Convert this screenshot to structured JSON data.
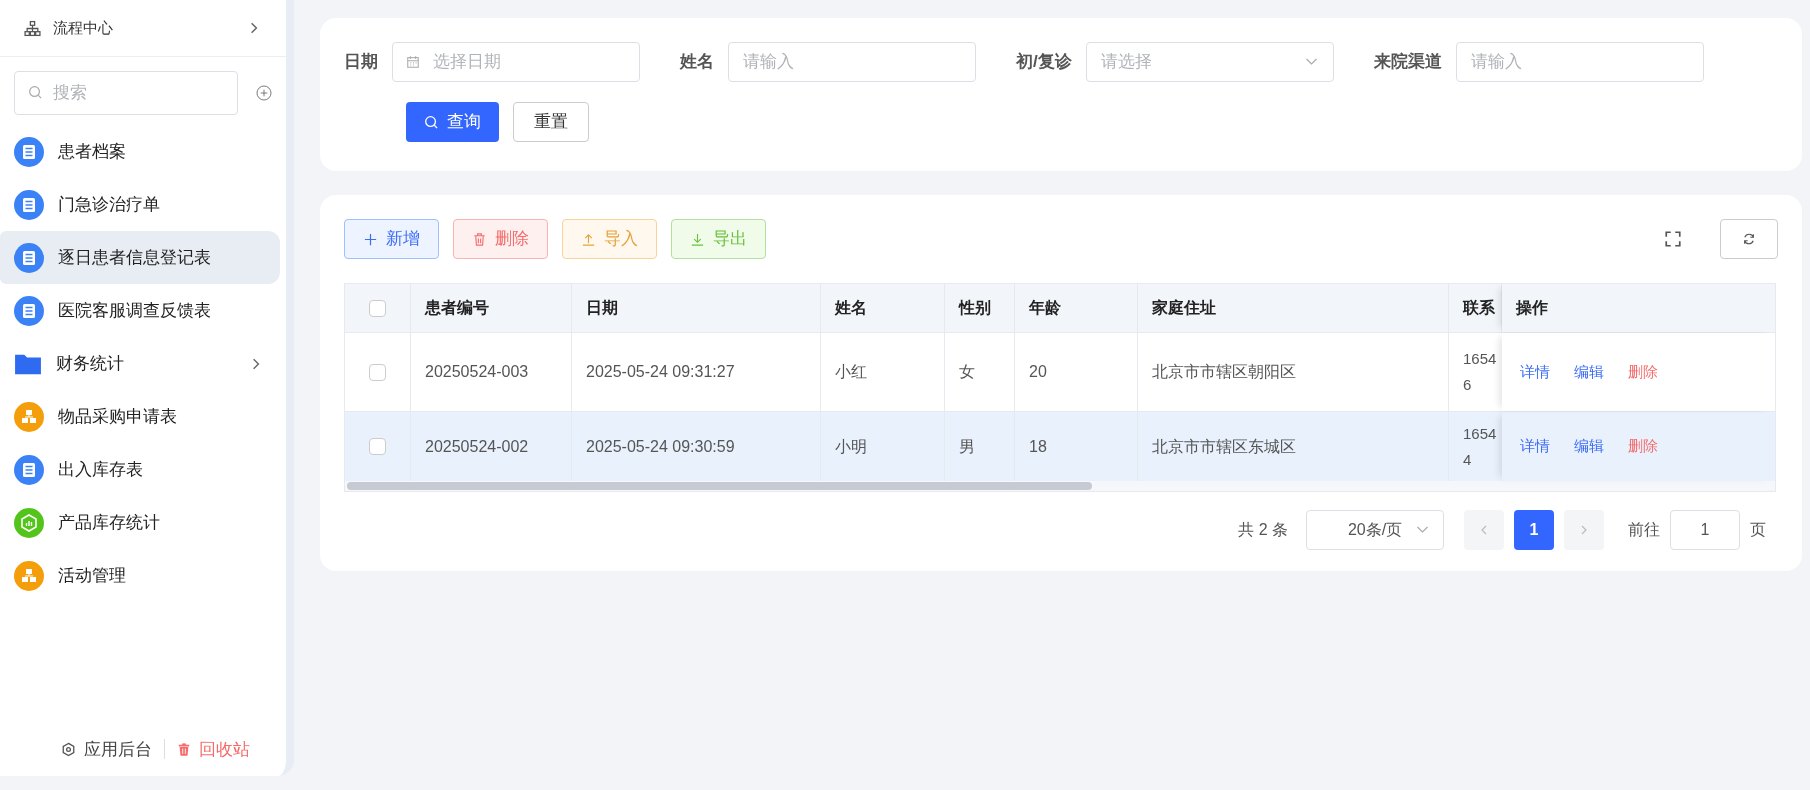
{
  "sidebar": {
    "header": {
      "label": "流程中心"
    },
    "search": {
      "placeholder": "搜索"
    },
    "items": [
      {
        "label": "患者档案",
        "kind": "doc",
        "selected": false
      },
      {
        "label": "门急诊治疗单",
        "kind": "doc",
        "selected": false
      },
      {
        "label": "逐日患者信息登记表",
        "kind": "doc",
        "selected": true
      },
      {
        "label": "医院客服调查反馈表",
        "kind": "doc",
        "selected": false
      },
      {
        "label": "财务统计",
        "kind": "folder",
        "selected": false
      },
      {
        "label": "物品采购申请表",
        "kind": "org",
        "selected": false
      },
      {
        "label": "出入库存表",
        "kind": "doc",
        "selected": false
      },
      {
        "label": "产品库存统计",
        "kind": "chart",
        "selected": false
      },
      {
        "label": "活动管理",
        "kind": "org",
        "selected": false
      }
    ],
    "footer": {
      "admin": "应用后台",
      "trash": "回收站"
    }
  },
  "filters": [
    {
      "label": "日期",
      "kind": "date",
      "placeholder": "选择日期"
    },
    {
      "label": "姓名",
      "kind": "text",
      "placeholder": "请输入"
    },
    {
      "label": "初/复诊",
      "kind": "select",
      "placeholder": "请选择"
    },
    {
      "label": "来院渠道",
      "kind": "text",
      "placeholder": "请输入"
    }
  ],
  "filter_buttons": {
    "query": "查询",
    "reset": "重置"
  },
  "toolbar": [
    {
      "label": "新增",
      "kind": "add"
    },
    {
      "label": "删除",
      "kind": "delete"
    },
    {
      "label": "导入",
      "kind": "import"
    },
    {
      "label": "导出",
      "kind": "export"
    }
  ],
  "table": {
    "select_all": {
      "checked": false
    },
    "columns": [
      "患者编号",
      "日期",
      "姓名",
      "性别",
      "年龄",
      "家庭住址",
      "联系"
    ],
    "action_column": "操作",
    "rows": [
      {
        "selected": false,
        "checked": false,
        "cells": [
          "20250524-003",
          "2025-05-24 09:31:27",
          "小红",
          "女",
          "20",
          "北京市市辖区朝阳区"
        ],
        "contact": [
          "1654",
          "6"
        ],
        "actions": [
          "详情",
          "编辑",
          "删除"
        ]
      },
      {
        "selected": true,
        "checked": false,
        "cells": [
          "20250524-002",
          "2025-05-24 09:30:59",
          "小明",
          "男",
          "18",
          "北京市市辖区东城区"
        ],
        "contact": [
          "1654",
          "4"
        ],
        "actions": [
          "详情",
          "编辑",
          "删除"
        ]
      }
    ]
  },
  "pagination": {
    "total": "共 2 条",
    "page_size": "20条/页",
    "pages": [
      {
        "label": "1",
        "selected": true
      }
    ],
    "goto_label": "前往",
    "goto_value": "1",
    "goto_suffix": "页"
  }
}
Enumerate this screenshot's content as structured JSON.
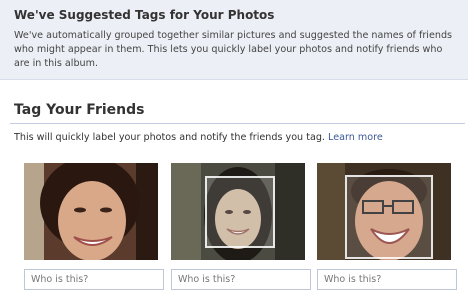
{
  "banner": {
    "title": "We've Suggested Tags for Your Photos",
    "description": "We've automatically grouped together similar pictures and suggested the names of friends who might appear in them. This lets you quickly label your photos and notify friends who are in this album."
  },
  "tag_section": {
    "title": "Tag Your Friends",
    "subtext": "This will quickly label your photos and notify the friends you tag.",
    "learn_more": "Learn more"
  },
  "cards": [
    {
      "name_placeholder": "Who is this?"
    },
    {
      "name_placeholder": "Who is this?"
    },
    {
      "name_placeholder": "Who is this?"
    }
  ],
  "colors": {
    "banner_bg": "#eceff5",
    "link": "#3b5998",
    "input_border": "#bdc7d8"
  }
}
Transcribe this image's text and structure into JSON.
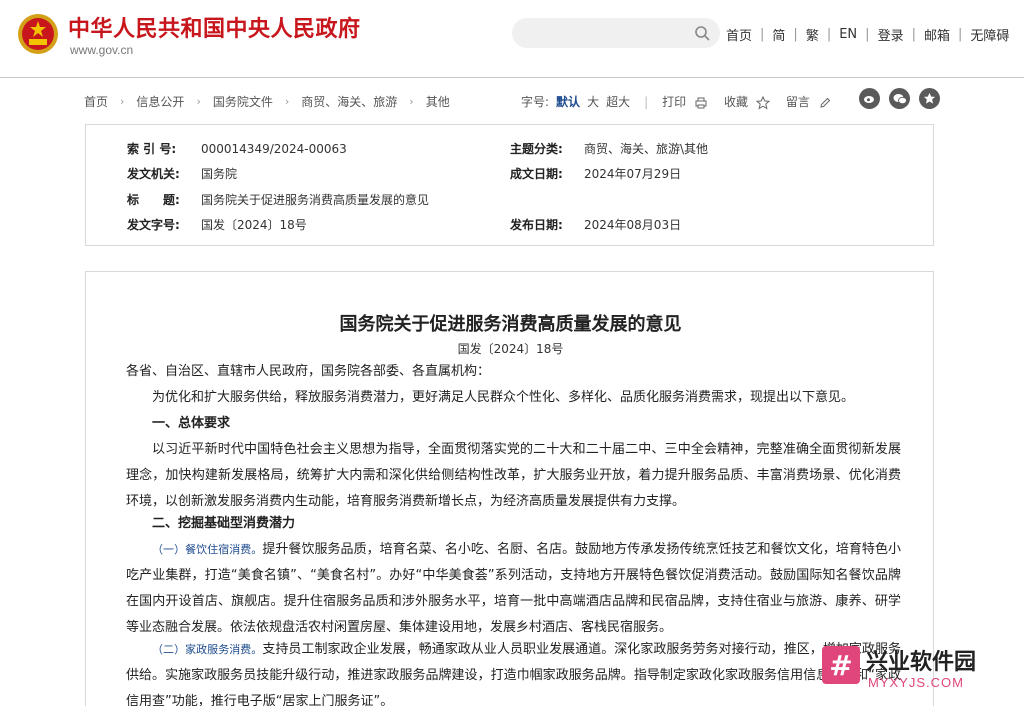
{
  "header": {
    "site_title": "中华人民共和国中央人民政府",
    "site_url": "www.gov.cn",
    "nav": [
      "首页",
      "简",
      "繁",
      "EN",
      "登录",
      "邮箱",
      "无障碍"
    ],
    "search_placeholder": "",
    "brand_color": "#c8161d"
  },
  "breadcrumb": {
    "items": [
      "首页",
      "信息公开",
      "国务院文件",
      "商贸、海关、旅游",
      "其他"
    ],
    "font_size_label": "字号:",
    "font_sizes": [
      "默认",
      "大",
      "超大"
    ],
    "print_label": "打印",
    "collect_label": "收藏",
    "comment_label": "留言",
    "share_icons": [
      "weibo-icon",
      "wechat-icon",
      "star-icon"
    ]
  },
  "info": {
    "index_label": "索 引 号:",
    "index_value": "000014349/2024-00063",
    "topic_label": "主题分类:",
    "topic_value": "商贸、海关、旅游\\其他",
    "issuer_label": "发文机关:",
    "issuer_value": "国务院",
    "date_label": "成文日期:",
    "date_value": "2024年07月29日",
    "title_label": "标　　题:",
    "title_value": "国务院关于促进服务消费高质量发展的意见",
    "docno_label": "发文字号:",
    "docno_value": "国发〔2024〕18号",
    "pub_label": "发布日期:",
    "pub_value": "2024年08月03日"
  },
  "article": {
    "title": "国务院关于促进服务消费高质量发展的意见",
    "docno": "国发〔2024〕18号",
    "salutation": "各省、自治区、直辖市人民政府，国务院各部委、各直属机构：",
    "intro": "为优化和扩大服务供给，释放服务消费潜力，更好满足人民群众个性化、多样化、品质化服务消费需求，现提出以下意见。",
    "sec1": "一、总体要求",
    "p1": "以习近平新时代中国特色社会主义思想为指导，全面贯彻落实党的二十大和二十届二中、三中全会精神，完整准确全面贯彻新发展理念，加快构建新发展格局，统筹扩大内需和深化供给侧结构性改革，扩大服务业开放，着力提升服务品质、丰富消费场景、优化消费环境，以创新激发服务消费内生动能，培育服务消费新增长点，为经济高质量发展提供有力支撑。",
    "sec2": "二、挖掘基础型消费潜力",
    "p2_tag": "（一）餐饮住宿消费。",
    "p2": "提升餐饮服务品质，培育名菜、名小吃、名厨、名店。鼓励地方传承发扬传统烹饪技艺和餐饮文化，培育特色小吃产业集群，打造“美食名镇”、“美食名村”。办好“中华美食荟”系列活动，支持地方开展特色餐饮促消费活动。鼓励国际知名餐饮品牌在国内开设首店、旗舰店。提升住宿服务品质和涉外服务水平，培育一批中高端酒店品牌和民宿品牌，支持住宿业与旅游、康养、研学等业态融合发展。依法依规盘活农村闲置房屋、集体建设用地，发展乡村酒店、客栈民宿服务。",
    "p3_tag": "（二）家政服务消费。",
    "p3": "支持员工制家政企业发展，畅通家政从业人员职业发展通道。深化家政服务劳务对接行动，推区，增加家政服务供给。实施家政服务员技能升级行动，推进家政服务品牌建设，打造巾帼家政服务品牌。指导制定家政化家政服务信用信息平台和“家政信用查”功能，推行电子版“居家上门服务证”。"
  },
  "watermark": {
    "logo_glyph": "#",
    "name": "兴业软件园",
    "url": "MYXYJS.COM"
  }
}
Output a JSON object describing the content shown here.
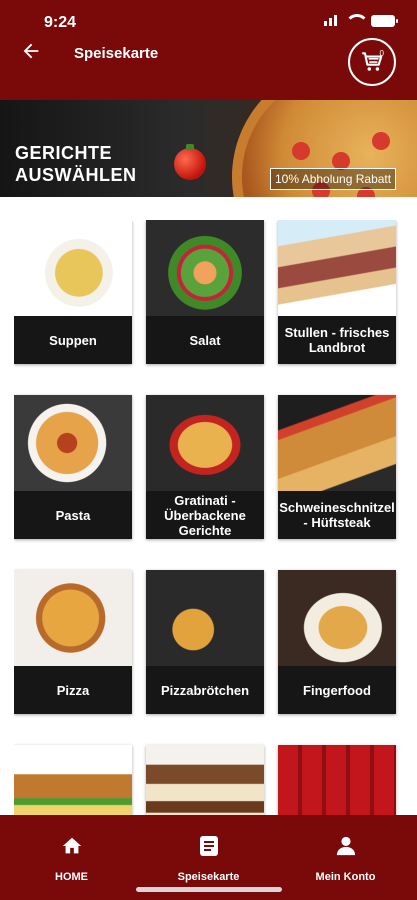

· · · ·

[Required task] Write the listing out a second time exactly, dropping all images.

[Written response]
Convert this screenshot to structured JSON data.
{
  "sidebar": {
    "header": {
      "label": "流程中心"
    },
    "search": {
      "placeholder": "搜索"
    },
    "items": [
      {
        "label": "患者档案",
        "kind": "doc",
        "selected": false
      },
      {
        "label": "门急诊治疗单",
        "kind": "doc",
        "selected": false
      },
      {
        "label": "逐日患者信息登记表",
        "kind": "doc",
        "selected": true
      },
      {
        "label": "医院客服调查反馈表",
        "kind": "doc",
        "selected": false
      },
      {
        "label": "财务统计",
        "kind": "folder",
        "selected": false
      },
      {
        "label": "物品采购申请表",
        "kind": "org",
        "selected": false
      },
      {
        "label": "出入库存表",
        "kind": "doc",
        "selected": false
      },
      {
        "label": "产品库存统计",
        "kind": "chart",
        "selected": false
      },
      {
        "label": "活动管理",
        "kind": "org",
        "selected": false
      }
    ],
    "footer": {
      "admin": "应用后台",
      "trash": "回收站"
    }
  },
  "filters": [
    {
      "label": "日期",
      "kind": "date",
      "placeholder": "选择日期"
    },
    {
      "label": "姓名",
      "kind": "text",
      "placeholder": "请输入"
    },
    {
      "label": "初/复诊",
      "kind": "select",
      "placeholder": "请选择"
    },
    {
      "label": "来院渠道",
      "kind": "text",
      "placeholder": "请输入"
    }
  ],
  "filter_buttons": {
    "query": "查询",
    "reset": "重置"
  },
  "toolbar": [
    {
      "label": "新增",
      "kind": "add"
    },
    {
      "label": "删除",
      "kind": "delete"
    },
    {
      "label": "导入",
      "kind": "import"
    },
    {
      "label": "导出",
      "kind": "export"
    }
  ],
  "table": {
    "select_all": {
      "checked": false
    },
    "columns": [
      "患者编号",
      "日期",
      "姓名",
      "性别",
      "年龄",
      "家庭住址",
      "联系"
    ],
    "action_column": "操作",
    "rows": [
      {
        "selected": false,
        "checked": false,
        "cells": [
          "20250524-003",
          "2025-05-24 09:31:27",
          "小红",
          "女",
          "20",
          "北京市市辖区朝阳区"
        ],
        "contact": [
          "1654",
          "6"
        ],
        "actions": [
          "详情",
          "编辑",
          "删除"
        ]
      },
      {
        "selected": true,
        "checked": false,
        "cells": [
          "20250524-002",
          "2025-05-24 09:30:59",
          "小明",
          "男",
          "18",
          "北京市市辖区东城区"
        ],
        "contact": [
          "1654",
          "4"
        ],
        "actions": [
          "详情",
          "编辑",
          "删除"
        ]
      }
    ]
  },
  "pagination": {
    "total": "共 2 条",
    "page_size": "20条/页",
    "pages": [
      {
        "label": "1",
        "selected": true
      }
    ],
    "goto_label": "前往",
    "goto_value": "1",
    "goto_suffix": "页"
  }
}
Enumerate this screenshot's content as structured JSON.
{
  "banner": {
    "title": "We've Suggested Tags for Your Photos",
    "description": "We've automatically grouped together similar pictures and suggested the names of friends who might appear in them. This lets you quickly label your photos and notify friends who are in this album."
  },
  "tag_section": {
    "title": "Tag Your Friends",
    "subtext": "This will quickly label your photos and notify the friends you tag.",
    "learn_more": "Learn more"
  },
  "cards": [
    {
      "name_placeholder": "Who is this?"
    },
    {
      "name_placeholder": "Who is this?"
    },
    {
      "name_placeholder": "Who is this?"
    }
  ],
  "colors": {
    "banner_bg": "#eceff5",
    "link": "#3b5998",
    "input_border": "#bdc7d8"
  }
}
Transcribe this image's text and structure into JSON.
{
  "header": {
    "site_title": "中华人民共和国中央人民政府",
    "site_url": "www.gov.cn",
    "nav": [
      "首页",
      "简",
      "繁",
      "EN",
      "登录",
      "邮箱",
      "无障碍"
    ],
    "search_placeholder": "",
    "brand_color": "#c8161d"
  },
  "breadcrumb": {
    "items": [
      "首页",
      "信息公开",
      "国务院文件",
      "商贸、海关、旅游",
      "其他"
    ],
    "font_size_label": "字号:",
    "font_sizes": [
      "默认",
      "大",
      "超大"
    ],
    "print_label": "打印",
    "collect_label": "收藏",
    "comment_label": "留言",
    "share_icons": [
      "weibo-icon",
      "wechat-icon",
      "star-icon"
    ]
  },
  "info": {
    "index_label": "索 引 号:",
    "index_value": "000014349/2024-00063",
    "topic_label": "主题分类:",
    "topic_value": "商贸、海关、旅游\\其他",
    "issuer_label": "发文机关:",
    "issuer_value": "国务院",
    "date_label": "成文日期:",
    "date_value": "2024年07月29日",
    "title_label": "标　　题:",
    "title_value": "国务院关于促进服务消费高质量发展的意见",
    "docno_label": "发文字号:",
    "docno_value": "国发〔2024〕18号",
    "pub_label": "发布日期:",
    "pub_value": "2024年08月03日"
  },
  "article": {
    "title": "国务院关于促进服务消费高质量发展的意见",
    "docno": "国发〔2024〕18号",
    "salutation": "各省、自治区、直辖市人民政府，国务院各部委、各直属机构：",
    "intro": "为优化和扩大服务供给，释放服务消费潜力，更好满足人民群众个性化、多样化、品质化服务消费需求，现提出以下意见。",
    "sec1": "一、总体要求",
    "p1": "以习近平新时代中国特色社会主义思想为指导，全面贯彻落实党的二十大和二十届二中、三中全会精神，完整准确全面贯彻新发展理念，加快构建新发展格局，统筹扩大内需和深化供给侧结构性改革，扩大服务业开放，着力提升服务品质、丰富消费场景、优化消费环境，以创新激发服务消费内生动能，培育服务消费新增长点，为经济高质量发展提供有力支撑。",
    "sec2": "二、挖掘基础型消费潜力",
    "p2_tag": "（一）餐饮住宿消费。",
    "p2": "提升餐饮服务品质，培育名菜、名小吃、名厨、名店。鼓励地方传承发扬传统烹饪技艺和餐饮文化，培育特色小吃产业集群，打造“美食名镇”、“美食名村”。办好“中华美食荟”系列活动，支持地方开展特色餐饮促消费活动。鼓励国际知名餐饮品牌在国内开设首店、旗舰店。提升住宿服务品质和涉外服务水平，培育一批中高端酒店品牌和民宿品牌，支持住宿业与旅游、康养、研学等业态融合发展。依法依规盘活农村闲置房屋、集体建设用地，发展乡村酒店、客栈民宿服务。",
    "p3_tag": "（二）家政服务消费。",
    "p3": "支持员工制家政企业发展，畅通家政从业人员职业发展通道。深化家政服务劳务对接行动，推区，增加家政服务供给。实施家政服务员技能升级行动，推进家政服务品牌建设，打造巾帼家政服务品牌。指导制定家政化家政服务信用信息平台和“家政信用查”功能，推行电子版“居家上门服务证”。"
  },
  "watermark": {
    "logo_glyph": "#",
    "name": "兴业软件园",
    "url": "MYXYJS.COM"
  }
}
Output a JSON object describing the content shown here.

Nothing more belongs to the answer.